- [Data entries]:

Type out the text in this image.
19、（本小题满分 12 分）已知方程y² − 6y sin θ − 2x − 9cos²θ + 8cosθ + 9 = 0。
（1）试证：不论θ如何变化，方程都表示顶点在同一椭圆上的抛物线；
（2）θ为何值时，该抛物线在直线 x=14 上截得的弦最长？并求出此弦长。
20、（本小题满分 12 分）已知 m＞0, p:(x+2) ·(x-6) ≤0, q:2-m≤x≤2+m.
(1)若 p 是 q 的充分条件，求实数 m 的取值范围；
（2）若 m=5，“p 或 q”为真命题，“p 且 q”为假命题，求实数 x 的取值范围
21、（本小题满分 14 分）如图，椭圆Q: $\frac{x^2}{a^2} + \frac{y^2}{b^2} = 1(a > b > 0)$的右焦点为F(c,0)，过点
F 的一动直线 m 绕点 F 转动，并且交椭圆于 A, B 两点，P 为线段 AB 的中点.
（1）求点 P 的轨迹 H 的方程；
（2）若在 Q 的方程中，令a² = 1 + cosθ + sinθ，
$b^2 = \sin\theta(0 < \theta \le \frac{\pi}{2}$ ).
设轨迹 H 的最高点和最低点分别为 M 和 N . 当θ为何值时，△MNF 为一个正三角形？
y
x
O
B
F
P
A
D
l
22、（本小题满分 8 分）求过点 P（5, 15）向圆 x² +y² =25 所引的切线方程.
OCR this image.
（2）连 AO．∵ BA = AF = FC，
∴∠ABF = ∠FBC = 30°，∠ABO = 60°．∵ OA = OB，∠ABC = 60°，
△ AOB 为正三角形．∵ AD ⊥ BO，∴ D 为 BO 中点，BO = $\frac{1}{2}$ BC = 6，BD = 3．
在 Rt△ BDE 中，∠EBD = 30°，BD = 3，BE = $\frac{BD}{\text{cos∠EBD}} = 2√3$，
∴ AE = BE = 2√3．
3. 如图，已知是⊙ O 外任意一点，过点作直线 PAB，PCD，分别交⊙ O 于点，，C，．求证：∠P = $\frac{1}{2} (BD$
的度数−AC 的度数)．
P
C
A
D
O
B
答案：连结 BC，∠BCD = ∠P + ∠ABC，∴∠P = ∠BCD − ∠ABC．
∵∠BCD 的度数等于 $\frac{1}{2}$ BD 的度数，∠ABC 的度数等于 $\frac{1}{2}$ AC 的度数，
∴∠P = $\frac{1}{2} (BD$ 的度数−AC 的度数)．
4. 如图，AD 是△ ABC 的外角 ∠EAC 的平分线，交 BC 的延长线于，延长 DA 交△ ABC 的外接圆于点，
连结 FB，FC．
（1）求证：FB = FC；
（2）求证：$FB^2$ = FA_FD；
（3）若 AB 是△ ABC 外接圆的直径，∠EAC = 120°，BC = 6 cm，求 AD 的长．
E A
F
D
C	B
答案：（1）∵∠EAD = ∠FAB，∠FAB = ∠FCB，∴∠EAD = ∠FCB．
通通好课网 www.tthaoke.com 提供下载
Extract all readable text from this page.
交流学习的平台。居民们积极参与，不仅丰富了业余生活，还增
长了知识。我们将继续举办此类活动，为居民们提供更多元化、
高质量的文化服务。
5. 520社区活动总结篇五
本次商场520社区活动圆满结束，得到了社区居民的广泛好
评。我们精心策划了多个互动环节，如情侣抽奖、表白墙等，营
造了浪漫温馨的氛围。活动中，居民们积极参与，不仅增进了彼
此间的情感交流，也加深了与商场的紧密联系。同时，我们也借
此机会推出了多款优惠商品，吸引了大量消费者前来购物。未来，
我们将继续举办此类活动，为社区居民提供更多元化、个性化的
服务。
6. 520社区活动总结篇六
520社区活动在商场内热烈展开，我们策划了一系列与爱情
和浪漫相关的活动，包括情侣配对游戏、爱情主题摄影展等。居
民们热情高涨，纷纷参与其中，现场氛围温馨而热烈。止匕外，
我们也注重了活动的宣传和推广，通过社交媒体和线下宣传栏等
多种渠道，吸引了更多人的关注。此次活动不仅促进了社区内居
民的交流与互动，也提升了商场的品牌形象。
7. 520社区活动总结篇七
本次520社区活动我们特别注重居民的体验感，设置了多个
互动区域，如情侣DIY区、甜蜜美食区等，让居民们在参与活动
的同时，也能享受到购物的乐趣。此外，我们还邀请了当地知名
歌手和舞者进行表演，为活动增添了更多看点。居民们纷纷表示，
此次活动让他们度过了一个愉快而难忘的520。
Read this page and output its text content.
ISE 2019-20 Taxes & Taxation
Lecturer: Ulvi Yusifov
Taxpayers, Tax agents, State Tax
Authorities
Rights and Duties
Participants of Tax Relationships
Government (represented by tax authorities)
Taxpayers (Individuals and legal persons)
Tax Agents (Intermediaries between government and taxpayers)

- [Task to complete]: Everything from the line containing "OCR this image." to the end of the records must be written out exactly; include both of those lines and no others.

- [Output of the task]:
OCR this image.
（2）连 AO．∵ BA = AF = FC，
∴∠ABF = ∠FBC = 30°，∠ABO = 60°．∵ OA = OB，∠ABC = 60°，
△ AOB 为正三角形．∵ AD ⊥ BO，∴ D 为 BO 中点，BO = $\frac{1}{2}$ BC = 6，BD = 3．
在 Rt△ BDE 中，∠EBD = 30°，BD = 3，BE = $\frac{BD}{\text{cos∠EBD}} = 2√3$，
∴ AE = BE = 2√3．
3. 如图，已知是⊙ O 外任意一点，过点作直线 PAB，PCD，分别交⊙ O 于点，，C，．求证：∠P = $\frac{1}{2} (BD$
的度数−AC 的度数)．
P
C
A
D
O
B
答案：连结 BC，∠BCD = ∠P + ∠ABC，∴∠P = ∠BCD − ∠ABC．
∵∠BCD 的度数等于 $\frac{1}{2}$ BD 的度数，∠ABC 的度数等于 $\frac{1}{2}$ AC 的度数，
∴∠P = $\frac{1}{2} (BD$ 的度数−AC 的度数)．
4. 如图，AD 是△ ABC 的外角 ∠EAC 的平分线，交 BC 的延长线于，延长 DA 交△ ABC 的外接圆于点，
连结 FB，FC．
（1）求证：FB = FC；
（2）求证：$FB^2$ = FA_FD；
（3）若 AB 是△ ABC 外接圆的直径，∠EAC = 120°，BC = 6 cm，求 AD 的长．
E A
F
D
C	B
答案：（1）∵∠EAD = ∠FAB，∠FAB = ∠FCB，∴∠EAD = ∠FCB．
通通好课网 www.tthaoke.com 提供下载
Extract all readable text from this page.
交流学习的平台。居民们积极参与，不仅丰富了业余生活，还增
长了知识。我们将继续举办此类活动，为居民们提供更多元化、
高质量的文化服务。
5. 520社区活动总结篇五
本次商场520社区活动圆满结束，得到了社区居民的广泛好
评。我们精心策划了多个互动环节，如情侣抽奖、表白墙等，营
造了浪漫温馨的氛围。活动中，居民们积极参与，不仅增进了彼
此间的情感交流，也加深了与商场的紧密联系。同时，我们也借
此机会推出了多款优惠商品，吸引了大量消费者前来购物。未来，
我们将继续举办此类活动，为社区居民提供更多元化、个性化的
服务。
6. 520社区活动总结篇六
520社区活动在商场内热烈展开，我们策划了一系列与爱情
和浪漫相关的活动，包括情侣配对游戏、爱情主题摄影展等。居
民们热情高涨，纷纷参与其中，现场氛围温馨而热烈。止匕外，
我们也注重了活动的宣传和推广，通过社交媒体和线下宣传栏等
多种渠道，吸引了更多人的关注。此次活动不仅促进了社区内居
民的交流与互动，也提升了商场的品牌形象。
7. 520社区活动总结篇七
本次520社区活动我们特别注重居民的体验感，设置了多个
互动区域，如情侣DIY区、甜蜜美食区等，让居民们在参与活动
的同时，也能享受到购物的乐趣。此外，我们还邀请了当地知名
歌手和舞者进行表演，为活动增添了更多看点。居民们纷纷表示，
此次活动让他们度过了一个愉快而难忘的520。
Read this page and output its text content.
ISE 2019-20 Taxes & Taxation
Lecturer: Ulvi Yusifov
Taxpayers, Tax agents, State Tax
Authorities
Rights and Duties
Participants of Tax Relationships
Government (represented by tax authorities)
Taxpayers (Individuals and legal persons)
Tax Agents (Intermediaries between government and taxpayers)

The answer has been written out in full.